TASK DIRECTIONS
Go over the entries and report the lines where the word "text" occurs.

EXTRACTED ENTRIES
++++

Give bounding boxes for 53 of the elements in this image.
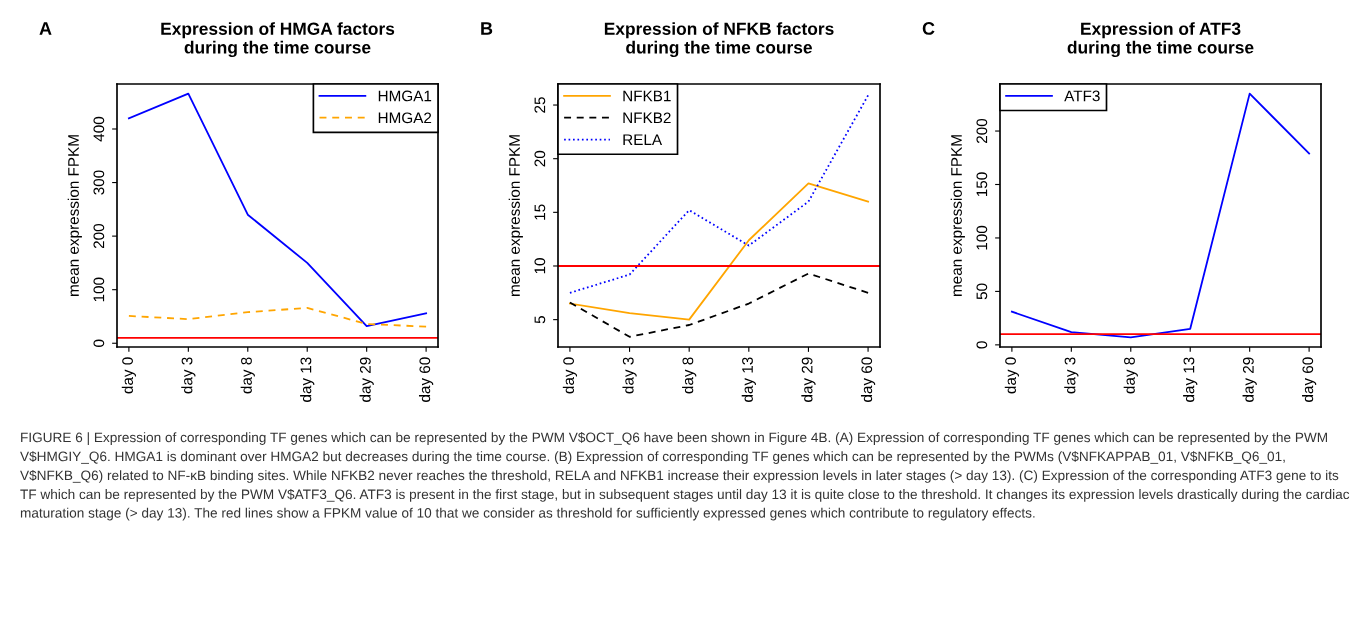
y-tick-label: 400 bbox=[93, 116, 105, 142]
x-tick-label: day 60 bbox=[1301, 357, 1317, 402]
y-tick-label: 0 bbox=[976, 341, 988, 349]
x-tick-label: day 8 bbox=[682, 357, 697, 394]
y-tick-label: 0 bbox=[93, 339, 105, 347]
x-tick-label: day 8 bbox=[1123, 357, 1138, 394]
x-tick-label: day 3 bbox=[1064, 357, 1079, 394]
y-axis-title: mean expression FPKM bbox=[67, 135, 82, 296]
x-tick-label: day 13 bbox=[1183, 357, 1198, 402]
legend-label: ATF3 bbox=[1064, 90, 1100, 102]
x-tick-label: day 29 bbox=[1242, 357, 1257, 402]
line-series bbox=[569, 272, 869, 338]
line-series bbox=[127, 306, 428, 328]
y-tick-label: 10 bbox=[534, 258, 546, 274]
y-tick-label: 200 bbox=[93, 223, 105, 249]
line-series bbox=[569, 182, 869, 321]
y-tick-label: 200 bbox=[976, 118, 988, 144]
x-tick-label: day 0 bbox=[562, 357, 578, 394]
y-tick-label: 100 bbox=[976, 225, 988, 250]
y-tick-label: 25 bbox=[534, 97, 546, 113]
caption: FIGURE 6 | Expression of corresponding TF genes which can be represented by the PWM V$OCT_Q6 have been shown in Figure 4B. (A) Expression of corresponding TF genes which can be represented by the PWM V$HMGIY_Q6. HMGA1 is dominant over HMGA2 but decreases during the time course. (B) Expression of corresponding TF genes which can be represented by the PWMs (V$NFKAPPAB_01, V$NFKB_Q6_01, V$NFKB_Q6) related to NF-κB binding sites. While NFKB2 never reaches the threshold, RELA and NFKB1 increase their expression levels in later stages (> day 13). (C) Expression of the corresponding ATF3 gene to its TF which can be represented by the PWM V$ATF3_Q6. ATF3 is present in the first stage, but in subsequent stages until day 13 it is quite close to the threshold. It changes its expression levels drastically during the cardiac maturation stage (> day 13). The red lines show a FPKM value of 10 that we consider as threshold for sufficiently expressed genes which contribute to regulatory effects. bbox=[20, 432, 1350, 521]
chart-title: Expression of ATF3 during the time course bbox=[1067, 22, 1254, 58]
chart-title: Expression of NFKB factors during the time course bbox=[604, 22, 834, 58]
legend-label: RELA bbox=[623, 134, 663, 145]
legend-label: NFKB2 bbox=[623, 112, 671, 124]
line-series bbox=[1010, 92, 1311, 339]
y-tick-label: 100 bbox=[93, 277, 105, 302]
y-tick-label: 50 bbox=[976, 283, 988, 300]
x-tick-label: day 29 bbox=[359, 357, 374, 402]
y-axis-title: mean expression FPKM bbox=[950, 135, 965, 296]
y-tick-label: 5 bbox=[534, 316, 546, 324]
text: A bbox=[39, 22, 52, 35]
y-tick-label: 300 bbox=[93, 170, 105, 195]
x-tick-label: day 0 bbox=[1004, 357, 1020, 394]
x-tick-label: day 13 bbox=[741, 357, 756, 402]
x-tick-label: day 60 bbox=[860, 357, 876, 402]
x-tick-label: day 13 bbox=[300, 357, 315, 402]
x-tick-label: day 3 bbox=[181, 357, 196, 394]
y-tick-label: 150 bbox=[976, 172, 988, 197]
y-tick-label: 20 bbox=[534, 150, 546, 167]
legend-label: HMGA1 bbox=[378, 90, 432, 102]
x-tick-label: day 60 bbox=[418, 357, 434, 402]
y-tick-label: 15 bbox=[534, 204, 546, 220]
y-axis-title: mean expression FPKM bbox=[508, 135, 523, 296]
text: B bbox=[481, 22, 493, 35]
x-tick-label: day 0 bbox=[121, 357, 137, 394]
chart-title: Expression of HMGA factors during the time course bbox=[161, 22, 395, 58]
legend-label: NFKB1 bbox=[623, 90, 671, 102]
x-tick-label: day 8 bbox=[240, 357, 255, 394]
legend-label: HMGA2 bbox=[378, 112, 432, 124]
text: C bbox=[922, 22, 935, 35]
x-tick-label: day 29 bbox=[801, 357, 816, 402]
x-tick-label: day 3 bbox=[622, 357, 637, 394]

++++

WORKED SOLUTION
text: A bbox=[39, 22, 52, 35]
text: B bbox=[481, 22, 493, 35]
text: C bbox=[922, 22, 935, 35]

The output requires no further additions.